Dataset records on visual material:
────────────────

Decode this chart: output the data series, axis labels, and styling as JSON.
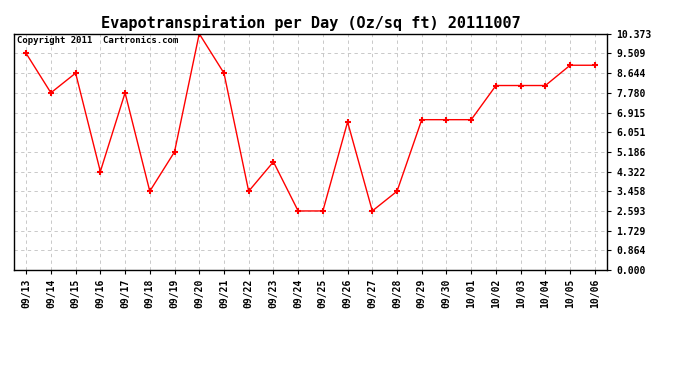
{
  "title": "Evapotranspiration per Day (Oz/sq ft) 20111007",
  "copyright_text": "Copyright 2011  Cartronics.com",
  "x_labels": [
    "09/13",
    "09/14",
    "09/15",
    "09/16",
    "09/17",
    "09/18",
    "09/19",
    "09/20",
    "09/21",
    "09/22",
    "09/23",
    "09/24",
    "09/25",
    "09/26",
    "09/27",
    "09/28",
    "09/29",
    "09/30",
    "10/01",
    "10/02",
    "10/03",
    "10/04",
    "10/05",
    "10/06"
  ],
  "y_values": [
    9.509,
    7.78,
    8.644,
    4.322,
    7.78,
    3.458,
    5.186,
    10.373,
    8.644,
    3.458,
    4.75,
    2.593,
    2.593,
    6.5,
    2.593,
    3.458,
    6.6,
    6.6,
    6.6,
    8.1,
    8.1,
    8.1,
    8.99,
    8.99
  ],
  "y_ticks": [
    0.0,
    0.864,
    1.729,
    2.593,
    3.458,
    4.322,
    5.186,
    6.051,
    6.915,
    7.78,
    8.644,
    9.509,
    10.373
  ],
  "line_color": "red",
  "marker": "+",
  "marker_size": 5,
  "background_color": "white",
  "grid_color": "#c0c0c0",
  "ylim": [
    0.0,
    10.373
  ],
  "title_fontsize": 11,
  "tick_fontsize": 7,
  "copyright_fontsize": 6.5,
  "figsize": [
    6.9,
    3.75
  ],
  "dpi": 100
}
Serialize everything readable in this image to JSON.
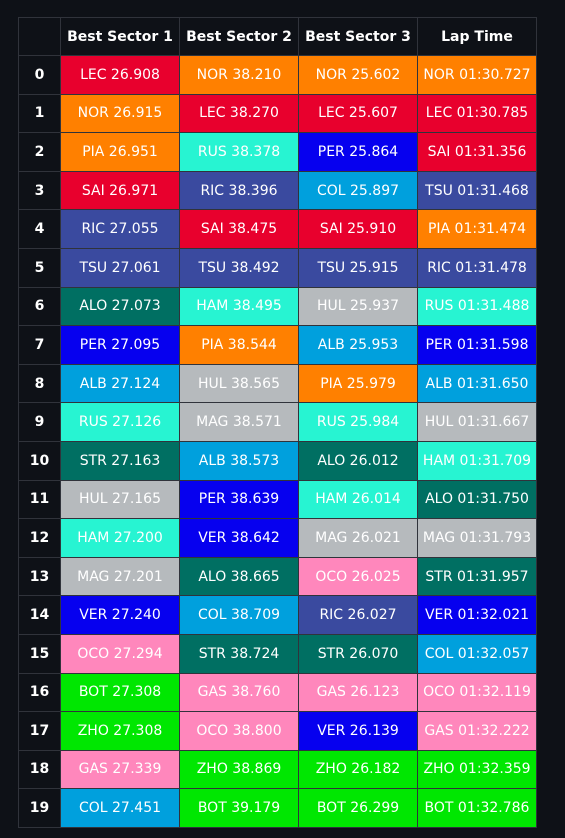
{
  "table": {
    "columns": [
      "",
      "Best Sector 1",
      "Best Sector 2",
      "Best Sector 3",
      "Lap Time"
    ],
    "team_colors": {
      "LEC": "#e8002d",
      "SAI": "#e8002d",
      "NOR": "#ff8000",
      "PIA": "#ff8000",
      "RUS": "#27f4d2",
      "HAM": "#27f4d2",
      "PER": "#0600ef",
      "VER": "#0600ef",
      "RIC": "#3a4a9f",
      "TSU": "#3a4a9f",
      "ALO": "#006f62",
      "STR": "#006f62",
      "ALB": "#00a0dd",
      "COL": "#00a0dd",
      "HUL": "#b6babd",
      "MAG": "#b6babd",
      "OCO": "#ff87bc",
      "GAS": "#ff87bc",
      "BOT": "#00e701",
      "ZHO": "#00e701"
    },
    "rows": [
      {
        "index": "0",
        "cells": [
          "LEC 26.908",
          "NOR 38.210",
          "NOR 25.602",
          "NOR 01:30.727"
        ]
      },
      {
        "index": "1",
        "cells": [
          "NOR 26.915",
          "LEC 38.270",
          "LEC 25.607",
          "LEC 01:30.785"
        ]
      },
      {
        "index": "2",
        "cells": [
          "PIA 26.951",
          "RUS 38.378",
          "PER 25.864",
          "SAI 01:31.356"
        ]
      },
      {
        "index": "3",
        "cells": [
          "SAI 26.971",
          "RIC 38.396",
          "COL 25.897",
          "TSU 01:31.468"
        ]
      },
      {
        "index": "4",
        "cells": [
          "RIC 27.055",
          "SAI 38.475",
          "SAI 25.910",
          "PIA 01:31.474"
        ]
      },
      {
        "index": "5",
        "cells": [
          "TSU 27.061",
          "TSU 38.492",
          "TSU 25.915",
          "RIC 01:31.478"
        ]
      },
      {
        "index": "6",
        "cells": [
          "ALO 27.073",
          "HAM 38.495",
          "HUL 25.937",
          "RUS 01:31.488"
        ]
      },
      {
        "index": "7",
        "cells": [
          "PER 27.095",
          "PIA 38.544",
          "ALB 25.953",
          "PER 01:31.598"
        ]
      },
      {
        "index": "8",
        "cells": [
          "ALB 27.124",
          "HUL 38.565",
          "PIA 25.979",
          "ALB 01:31.650"
        ]
      },
      {
        "index": "9",
        "cells": [
          "RUS 27.126",
          "MAG 38.571",
          "RUS 25.984",
          "HUL 01:31.667"
        ]
      },
      {
        "index": "10",
        "cells": [
          "STR 27.163",
          "ALB 38.573",
          "ALO 26.012",
          "HAM 01:31.709"
        ]
      },
      {
        "index": "11",
        "cells": [
          "HUL 27.165",
          "PER 38.639",
          "HAM 26.014",
          "ALO 01:31.750"
        ]
      },
      {
        "index": "12",
        "cells": [
          "HAM 27.200",
          "VER 38.642",
          "MAG 26.021",
          "MAG 01:31.793"
        ]
      },
      {
        "index": "13",
        "cells": [
          "MAG 27.201",
          "ALO 38.665",
          "OCO 26.025",
          "STR 01:31.957"
        ]
      },
      {
        "index": "14",
        "cells": [
          "VER 27.240",
          "COL 38.709",
          "RIC 26.027",
          "VER 01:32.021"
        ]
      },
      {
        "index": "15",
        "cells": [
          "OCO 27.294",
          "STR 38.724",
          "STR 26.070",
          "COL 01:32.057"
        ]
      },
      {
        "index": "16",
        "cells": [
          "BOT 27.308",
          "GAS 38.760",
          "GAS 26.123",
          "OCO 01:32.119"
        ]
      },
      {
        "index": "17",
        "cells": [
          "ZHO 27.308",
          "OCO 38.800",
          "VER 26.139",
          "GAS 01:32.222"
        ]
      },
      {
        "index": "18",
        "cells": [
          "GAS 27.339",
          "ZHO 38.869",
          "ZHO 26.182",
          "ZHO 01:32.359"
        ]
      },
      {
        "index": "19",
        "cells": [
          "COL 27.451",
          "BOT 39.179",
          "BOT 26.299",
          "BOT 01:32.786"
        ]
      }
    ]
  }
}
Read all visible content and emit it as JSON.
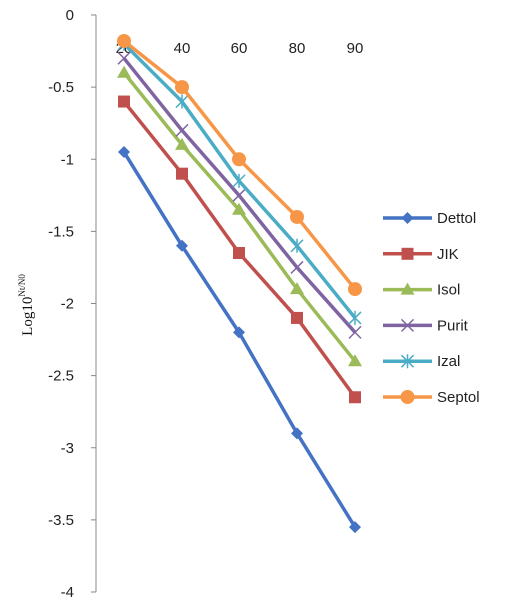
{
  "chart_data": {
    "type": "line",
    "x": [
      20,
      40,
      60,
      80,
      90
    ],
    "series": [
      {
        "name": "Dettol",
        "values": [
          -0.95,
          -1.6,
          -2.2,
          -2.9,
          -3.55
        ],
        "color": "#4472C4",
        "marker": "diamond"
      },
      {
        "name": "JIK",
        "values": [
          -0.6,
          -1.1,
          -1.65,
          -2.1,
          -2.65
        ],
        "color": "#C0504D",
        "marker": "square"
      },
      {
        "name": "Isol",
        "values": [
          -0.4,
          -0.9,
          -1.35,
          -1.9,
          -2.4
        ],
        "color": "#9BBB59",
        "marker": "triangle"
      },
      {
        "name": "Purit",
        "values": [
          -0.3,
          -0.8,
          -1.25,
          -1.75,
          -2.2
        ],
        "color": "#8064A2",
        "marker": "x"
      },
      {
        "name": "Izal",
        "values": [
          -0.2,
          -0.6,
          -1.15,
          -1.6,
          -2.1
        ],
        "color": "#4BACC6",
        "marker": "star"
      },
      {
        "name": "Septol",
        "values": [
          -0.18,
          -0.5,
          -1.0,
          -1.4,
          -1.9
        ],
        "color": "#F79646",
        "marker": "circle"
      }
    ],
    "ylim": [
      -4,
      0
    ],
    "y_ticks": [
      "0",
      "-0.5",
      "-1",
      "-1.5",
      "-2",
      "-2.5",
      "-3",
      "-3.5",
      "-4"
    ],
    "x_tick_labels": [
      "20",
      "40",
      "60",
      "80",
      "90"
    ],
    "ylabel_main": "Log10",
    "ylabel_sup": "Nt/N0",
    "xlabel": "",
    "grid": false,
    "legend_position": "right"
  }
}
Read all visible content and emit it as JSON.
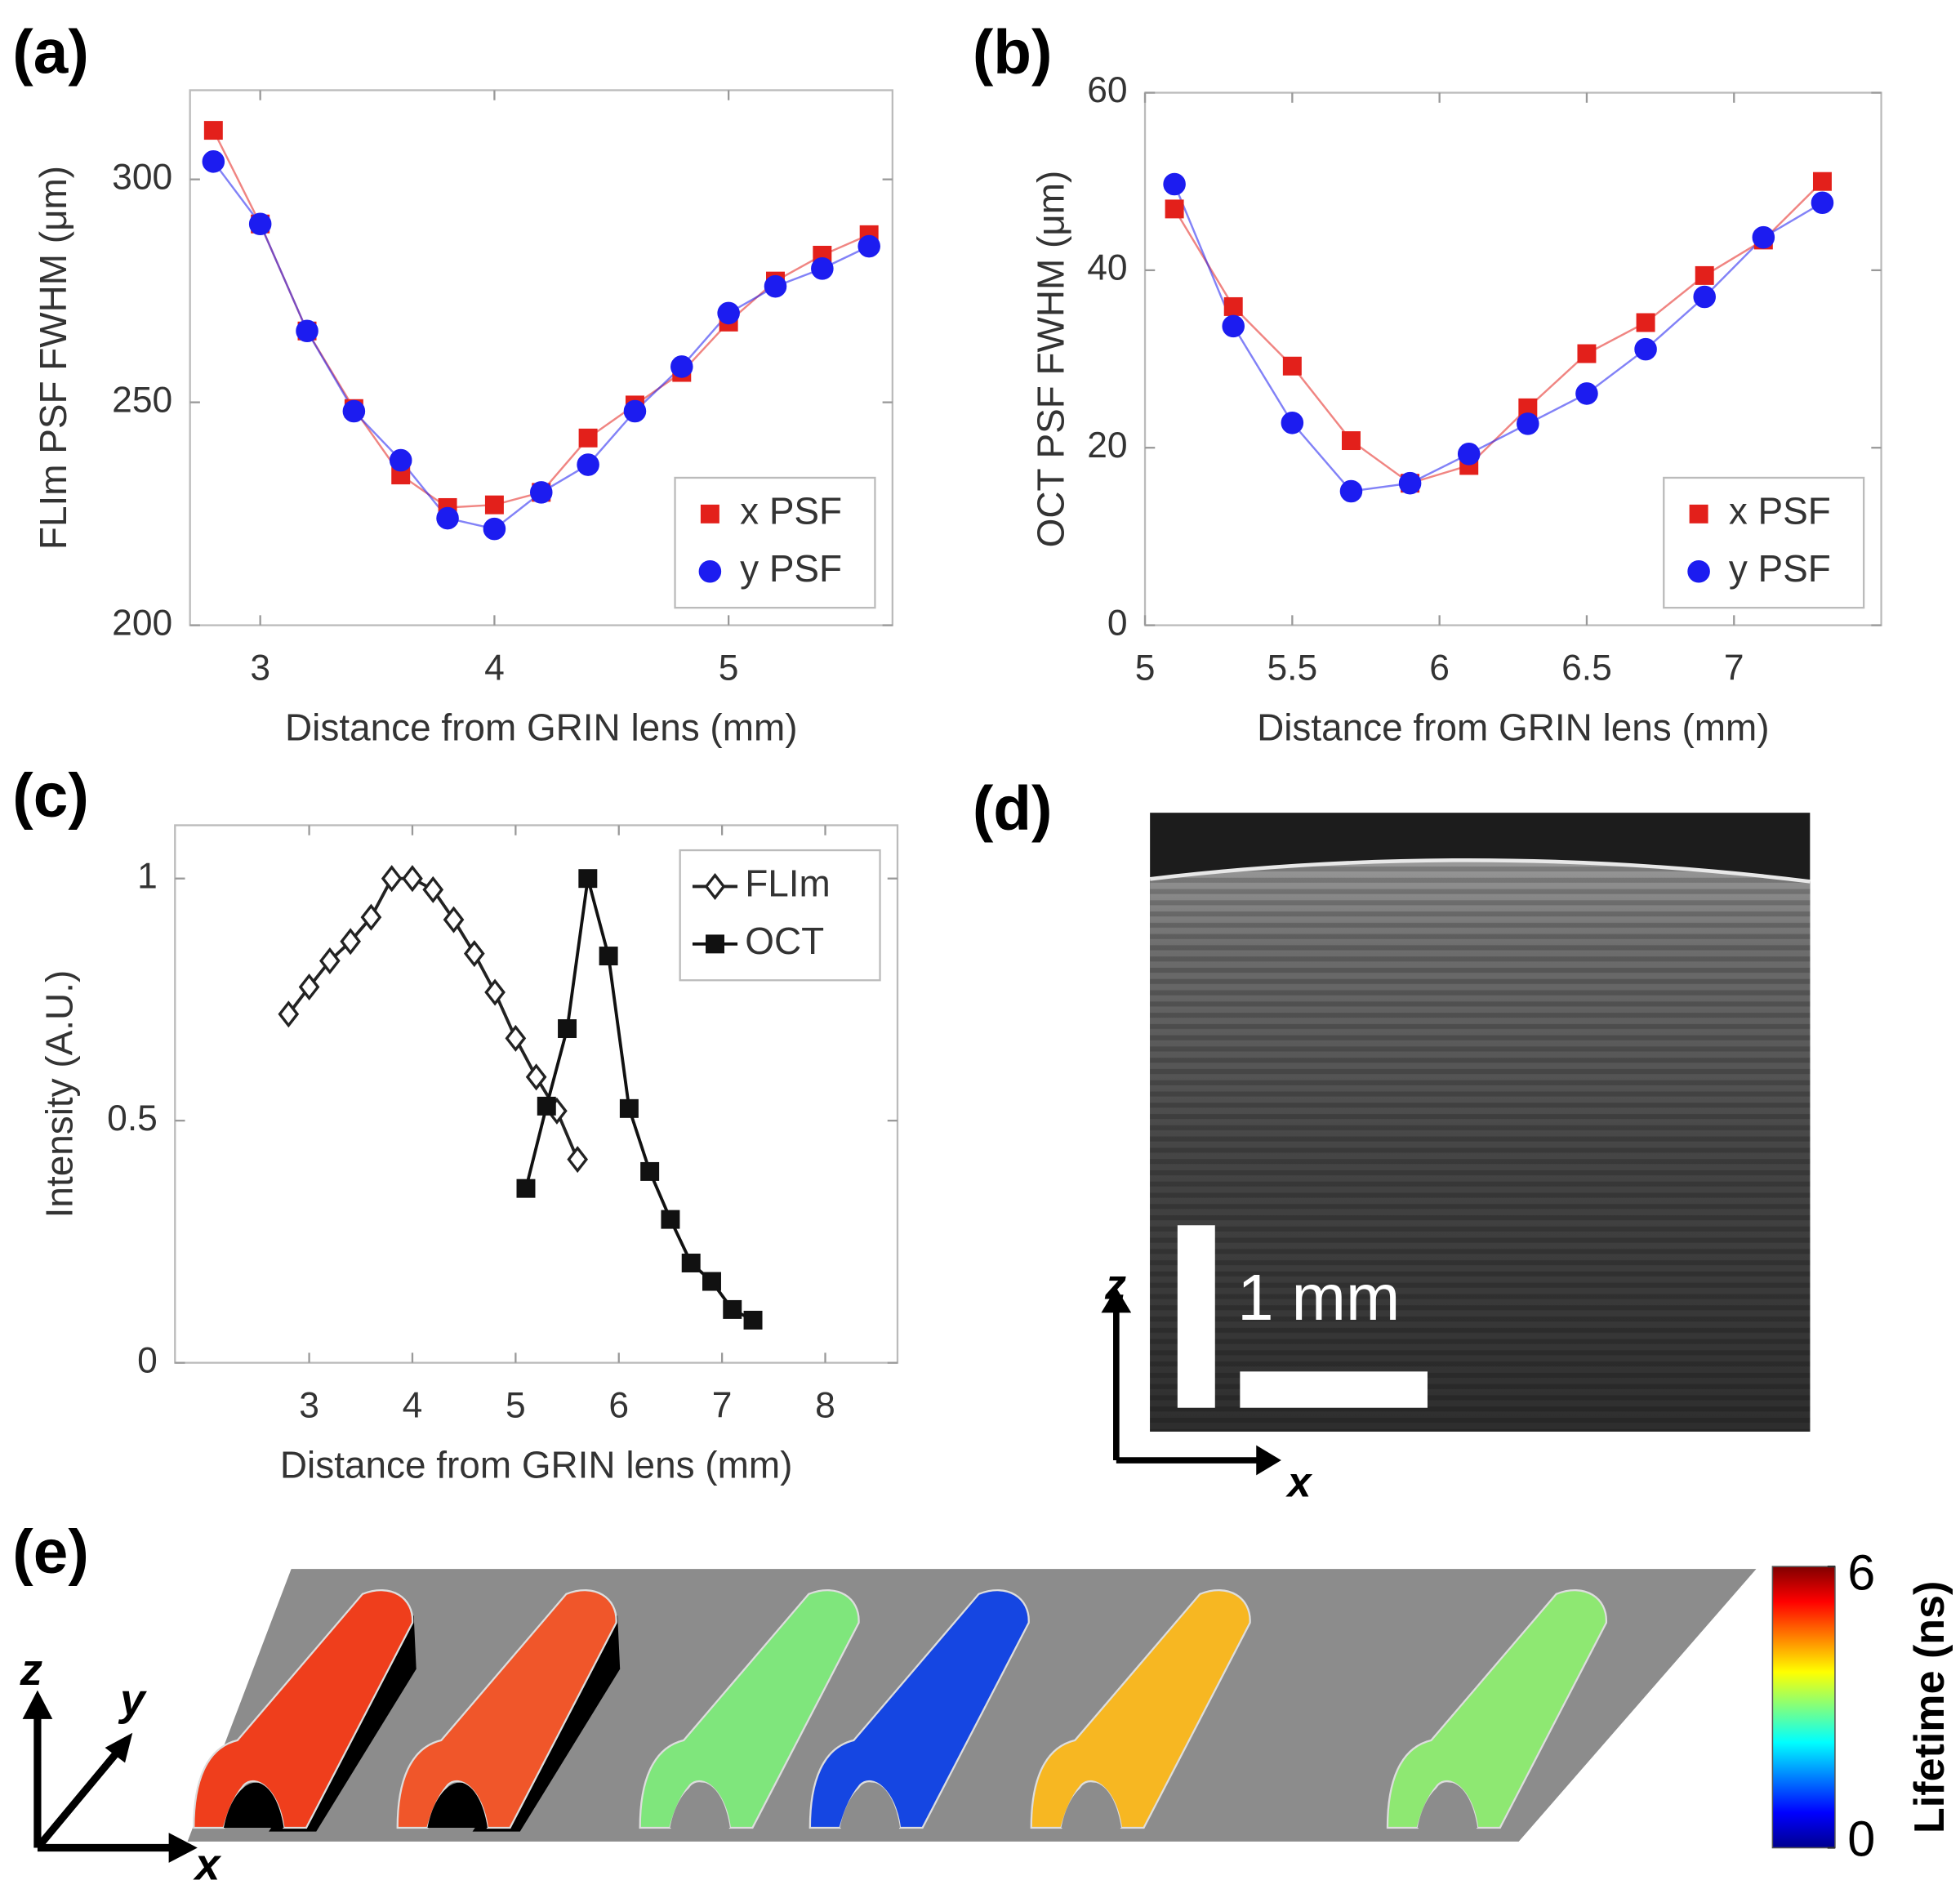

────────────────

### CHALLENGE
Pictures in the records must not appear in the copy; transcribe everything else precisely.

### OUTPUT BELOW
Decode this chart: output the data series, axis labels, and styling as JSON.
{
  "title": "Evapotranspiration per Day (Oz/sq ft) 20111007",
  "copyright_text": "Copyright 2011  Cartronics.com",
  "x_labels": [
    "09/13",
    "09/14",
    "09/15",
    "09/16",
    "09/17",
    "09/18",
    "09/19",
    "09/20",
    "09/21",
    "09/22",
    "09/23",
    "09/24",
    "09/25",
    "09/26",
    "09/27",
    "09/28",
    "09/29",
    "09/30",
    "10/01",
    "10/02",
    "10/03",
    "10/04",
    "10/05",
    "10/06"
  ],
  "y_values": [
    9.509,
    7.78,
    8.644,
    4.322,
    7.78,
    3.458,
    5.186,
    10.373,
    8.644,
    3.458,
    4.75,
    2.593,
    2.593,
    6.5,
    2.593,
    3.458,
    6.6,
    6.6,
    6.6,
    8.1,
    8.1,
    8.1,
    8.99,
    8.99
  ],
  "y_ticks": [
    0.0,
    0.864,
    1.729,
    2.593,
    3.458,
    4.322,
    5.186,
    6.051,
    6.915,
    7.78,
    8.644,
    9.509,
    10.373
  ],
  "line_color": "red",
  "marker": "+",
  "marker_size": 5,
  "background_color": "white",
  "grid_color": "#c0c0c0",
  "ylim": [
    0.0,
    10.373
  ],
  "title_fontsize": 11,
  "tick_fontsize": 7,
  "copyright_fontsize": 6.5,
  "figsize": [
    6.9,
    3.75
  ],
  "dpi": 100
}
Serialize everything readable in this image to JSON.
{
  "table": {
    "columns": [
      "",
      "Best Sector 1",
      "Best Sector 2",
      "Best Sector 3",
      "Lap Time"
    ],
    "team_colors": {
      "LEC": "#e8002d",
      "SAI": "#e8002d",
      "NOR": "#ff8000",
      "PIA": "#ff8000",
      "RUS": "#27f4d2",
      "HAM": "#27f4d2",
      "PER": "#0600ef",
      "VER": "#0600ef",
      "RIC": "#3a4a9f",
      "TSU": "#3a4a9f",
      "ALO": "#006f62",
      "STR": "#006f62",
      "ALB": "#00a0dd",
      "COL": "#00a0dd",
      "HUL": "#b6babd",
      "MAG": "#b6babd",
      "OCO": "#ff87bc",
      "GAS": "#ff87bc",
      "BOT": "#00e701",
      "ZHO": "#00e701"
    },
    "rows": [
      {
        "index": "0",
        "cells": [
          "LEC 26.908",
          "NOR 38.210",
          "NOR 25.602",
          "NOR 01:30.727"
        ]
      },
      {
        "index": "1",
        "cells": [
          "NOR 26.915",
          "LEC 38.270",
          "LEC 25.607",
          "LEC 01:30.785"
        ]
      },
      {
        "index": "2",
        "cells": [
          "PIA 26.951",
          "RUS 38.378",
          "PER 25.864",
          "SAI 01:31.356"
        ]
      },
      {
        "index": "3",
        "cells": [
          "SAI 26.971",
          "RIC 38.396",
          "COL 25.897",
          "TSU 01:31.468"
        ]
      },
      {
        "index": "4",
        "cells": [
          "RIC 27.055",
          "SAI 38.475",
          "SAI 25.910",
          "PIA 01:31.474"
        ]
      },
      {
        "index": "5",
        "cells": [
          "TSU 27.061",
          "TSU 38.492",
          "TSU 25.915",
          "RIC 01:31.478"
        ]
      },
      {
        "index": "6",
        "cells": [
          "ALO 27.073",
          "HAM 38.495",
          "HUL 25.937",
          "RUS 01:31.488"
        ]
      },
      {
        "index": "7",
        "cells": [
          "PER 27.095",
          "PIA 38.544",
          "ALB 25.953",
          "PER 01:31.598"
        ]
      },
      {
        "index": "8",
        "cells": [
          "ALB 27.124",
          "HUL 38.565",
          "PIA 25.979",
          "ALB 01:31.650"
        ]
      },
      {
        "index": "9",
        "cells": [
          "RUS 27.126",
          "MAG 38.571",
          "RUS 25.984",
          "HUL 01:31.667"
        ]
      },
      {
        "index": "10",
        "cells": [
          "STR 27.163",
          "ALB 38.573",
          "ALO 26.012",
          "HAM 01:31.709"
        ]
      },
      {
        "index": "11",
        "cells": [
          "HUL 27.165",
          "PER 38.639",
          "HAM 26.014",
          "ALO 01:31.750"
        ]
      },
      {
        "index": "12",
        "cells": [
          "HAM 27.200",
          "VER 38.642",
          "MAG 26.021",
          "MAG 01:31.793"
        ]
      },
      {
        "index": "13",
        "cells": [
          "MAG 27.201",
          "ALO 38.665",
          "OCO 26.025",
          "STR 01:31.957"
        ]
      },
      {
        "index": "14",
        "cells": [
          "VER 27.240",
          "COL 38.709",
          "RIC 26.027",
          "VER 01:32.021"
        ]
      },
      {
        "index": "15",
        "cells": [
          "OCO 27.294",
          "STR 38.724",
          "STR 26.070",
          "COL 01:32.057"
        ]
      },
      {
        "index": "16",
        "cells": [
          "BOT 27.308",
          "GAS 38.760",
          "GAS 26.123",
          "OCO 01:32.119"
        ]
      },
      {
        "index": "17",
        "cells": [
          "ZHO 27.308",
          "OCO 38.800",
          "VER 26.139",
          "GAS 01:32.222"
        ]
      },
      {
        "index": "18",
        "cells": [
          "GAS 27.339",
          "ZHO 38.869",
          "ZHO 26.182",
          "ZHO 01:32.359"
        ]
      },
      {
        "index": "19",
        "cells": [
          "COL 27.451",
          "BOT 39.179",
          "BOT 26.299",
          "BOT 01:32.786"
        ]
      }
    ]
  }
}
Read all visible content and emit it as JSON.
{
  "chart_data": {
    "type": "line",
    "x": [
      20,
      40,
      60,
      80,
      90
    ],
    "series": [
      {
        "name": "Dettol",
        "values": [
          -0.95,
          -1.6,
          -2.2,
          -2.9,
          -3.55
        ],
        "color": "#4472C4",
        "marker": "diamond"
      },
      {
        "name": "JIK",
        "values": [
          -0.6,
          -1.1,
          -1.65,
          -2.1,
          -2.65
        ],
        "color": "#C0504D",
        "marker": "square"
      },
      {
        "name": "Isol",
        "values": [
          -0.4,
          -0.9,
          -1.35,
          -1.9,
          -2.4
        ],
        "color": "#9BBB59",
        "marker": "triangle"
      },
      {
        "name": "Purit",
        "values": [
          -0.3,
          -0.8,
          -1.25,
          -1.75,
          -2.2
        ],
        "color": "#8064A2",
        "marker": "x"
      },
      {
        "name": "Izal",
        "values": [
          -0.2,
          -0.6,
          -1.15,
          -1.6,
          -2.1
        ],
        "color": "#4BACC6",
        "marker": "star"
      },
      {
        "name": "Septol",
        "values": [
          -0.18,
          -0.5,
          -1.0,
          -1.4,
          -1.9
        ],
        "color": "#F79646",
        "marker": "circle"
      }
    ],
    "ylim": [
      -4,
      0
    ],
    "y_ticks": [
      "0",
      "-0.5",
      "-1",
      "-1.5",
      "-2",
      "-2.5",
      "-3",
      "-3.5",
      "-4"
    ],
    "x_tick_labels": [
      "20",
      "40",
      "60",
      "80",
      "90"
    ],
    "ylabel_main": "Log10",
    "ylabel_sup": "Nt/N0",
    "xlabel": "",
    "grid": false,
    "legend_position": "right"
  }
}
Read all visible content and emit it as JSON.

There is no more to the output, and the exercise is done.